Set exercise: Output the material below in its entirety, exactly as given.

************

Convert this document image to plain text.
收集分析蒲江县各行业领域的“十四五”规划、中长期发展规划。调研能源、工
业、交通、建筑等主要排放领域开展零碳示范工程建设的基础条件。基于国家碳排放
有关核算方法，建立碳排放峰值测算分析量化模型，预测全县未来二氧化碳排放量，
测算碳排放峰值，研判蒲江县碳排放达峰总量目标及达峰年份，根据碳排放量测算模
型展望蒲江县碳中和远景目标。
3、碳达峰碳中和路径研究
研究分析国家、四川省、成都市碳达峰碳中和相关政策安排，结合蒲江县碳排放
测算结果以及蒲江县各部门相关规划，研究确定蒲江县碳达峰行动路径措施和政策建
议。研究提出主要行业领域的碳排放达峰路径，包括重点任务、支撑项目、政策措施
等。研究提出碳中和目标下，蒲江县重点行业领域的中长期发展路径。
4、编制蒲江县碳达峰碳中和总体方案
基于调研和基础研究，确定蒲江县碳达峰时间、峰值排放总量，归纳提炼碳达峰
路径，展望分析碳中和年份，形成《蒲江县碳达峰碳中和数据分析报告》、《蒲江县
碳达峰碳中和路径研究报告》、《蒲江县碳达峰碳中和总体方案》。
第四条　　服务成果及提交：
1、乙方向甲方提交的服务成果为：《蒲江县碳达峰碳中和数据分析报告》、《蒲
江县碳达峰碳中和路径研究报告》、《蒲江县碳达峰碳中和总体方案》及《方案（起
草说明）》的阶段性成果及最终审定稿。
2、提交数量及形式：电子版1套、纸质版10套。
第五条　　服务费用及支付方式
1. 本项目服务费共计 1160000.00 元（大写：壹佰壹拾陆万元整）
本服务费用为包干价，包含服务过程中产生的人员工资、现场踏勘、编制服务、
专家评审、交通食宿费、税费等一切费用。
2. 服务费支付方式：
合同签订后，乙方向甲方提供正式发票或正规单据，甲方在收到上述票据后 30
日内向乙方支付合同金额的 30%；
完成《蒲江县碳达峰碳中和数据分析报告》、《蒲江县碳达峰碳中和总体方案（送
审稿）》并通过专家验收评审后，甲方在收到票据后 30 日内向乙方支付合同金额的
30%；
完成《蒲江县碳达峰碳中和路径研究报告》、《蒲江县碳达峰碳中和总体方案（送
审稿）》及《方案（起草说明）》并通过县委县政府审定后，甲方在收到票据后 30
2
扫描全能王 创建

************

Solution for this exercise:
Convert this document image to plain text.
收集分析蒲江县各行业领域的“十四五”规划、中长期发展规划。调研能源、工
业、交通、建筑等主要排放领域开展零碳示范工程建设的基础条件。基于国家碳排放
有关核算方法，建立碳排放峰值测算分析量化模型，预测全县未来二氧化碳排放量，
测算碳排放峰值，研判蒲江县碳排放达峰总量目标及达峰年份，根据碳排放量测算模
型展望蒲江县碳中和远景目标。
3、碳达峰碳中和路径研究
研究分析国家、四川省、成都市碳达峰碳中和相关政策安排，结合蒲江县碳排放
测算结果以及蒲江县各部门相关规划，研究确定蒲江县碳达峰行动路径措施和政策建
议。研究提出主要行业领域的碳排放达峰路径，包括重点任务、支撑项目、政策措施
等。研究提出碳中和目标下，蒲江县重点行业领域的中长期发展路径。
4、编制蒲江县碳达峰碳中和总体方案
基于调研和基础研究，确定蒲江县碳达峰时间、峰值排放总量，归纳提炼碳达峰
路径，展望分析碳中和年份，形成《蒲江县碳达峰碳中和数据分析报告》、《蒲江县
碳达峰碳中和路径研究报告》、《蒲江县碳达峰碳中和总体方案》。
第四条　　服务成果及提交：
1、乙方向甲方提交的服务成果为：《蒲江县碳达峰碳中和数据分析报告》、《蒲
江县碳达峰碳中和路径研究报告》、《蒲江县碳达峰碳中和总体方案》及《方案（起
草说明）》的阶段性成果及最终审定稿。
2、提交数量及形式：电子版1套、纸质版10套。
第五条　　服务费用及支付方式
1. 本项目服务费共计 1160000.00 元（大写：壹佰壹拾陆万元整）
本服务费用为包干价，包含服务过程中产生的人员工资、现场踏勘、编制服务、
专家评审、交通食宿费、税费等一切费用。
2. 服务费支付方式：
合同签订后，乙方向甲方提供正式发票或正规单据，甲方在收到上述票据后 30
日内向乙方支付合同金额的 30%；
完成《蒲江县碳达峰碳中和数据分析报告》、《蒲江县碳达峰碳中和总体方案（送
审稿）》并通过专家验收评审后，甲方在收到票据后 30 日内向乙方支付合同金额的
30%；
完成《蒲江县碳达峰碳中和路径研究报告》、《蒲江县碳达峰碳中和总体方案（送
审稿）》及《方案（起草说明）》并通过县委县政府审定后，甲方在收到票据后 30
2
扫描全能王 创建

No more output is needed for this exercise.